>>>>

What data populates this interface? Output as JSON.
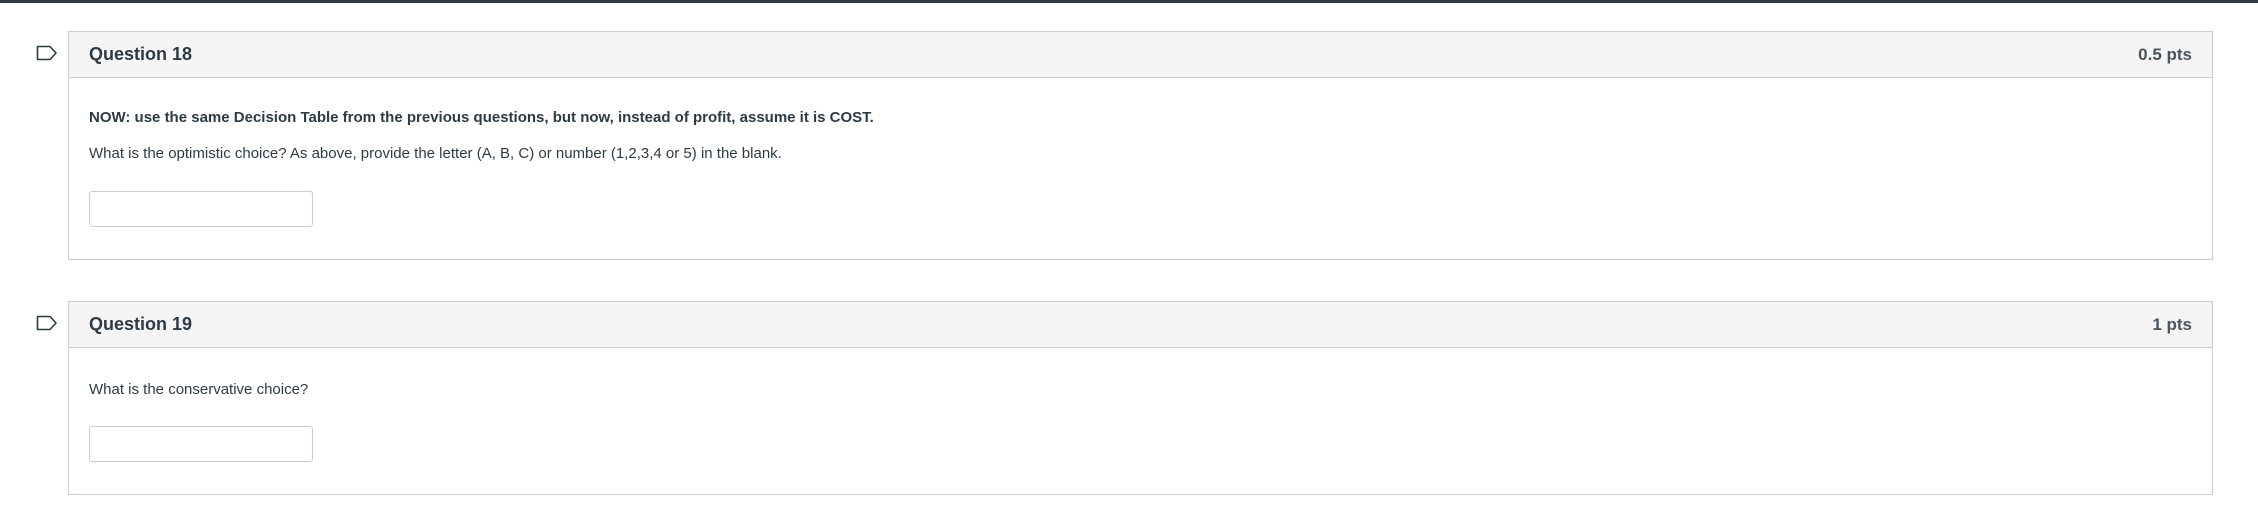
{
  "questions": [
    {
      "title": "Question 18",
      "points": "0.5 pts",
      "intro": "NOW: use the same Decision Table from the previous questions, but now, instead of profit, assume it is COST.",
      "text": "What is the optimistic choice? As above, provide the letter (A, B, C) or number (1,2,3,4 or 5) in the blank.",
      "answer_value": ""
    },
    {
      "title": "Question 19",
      "points": "1 pts",
      "text": "What is the conservative choice?",
      "answer_value": ""
    }
  ],
  "icons": {
    "flag": "flag-outline-icon"
  },
  "colors": {
    "text": "#2d3b45",
    "header_bg": "#f5f5f5",
    "border": "#c7cdd1"
  }
}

<<<<

*WRITTEN EXERCISE*
Copy all lines from the data that hold the word "questions".

*SOLUTION TO THIS TASK*
  "questions": [
      "intro": "NOW: use the same Decision Table from the previous questions, but now, instead of profit, assume it is COST.",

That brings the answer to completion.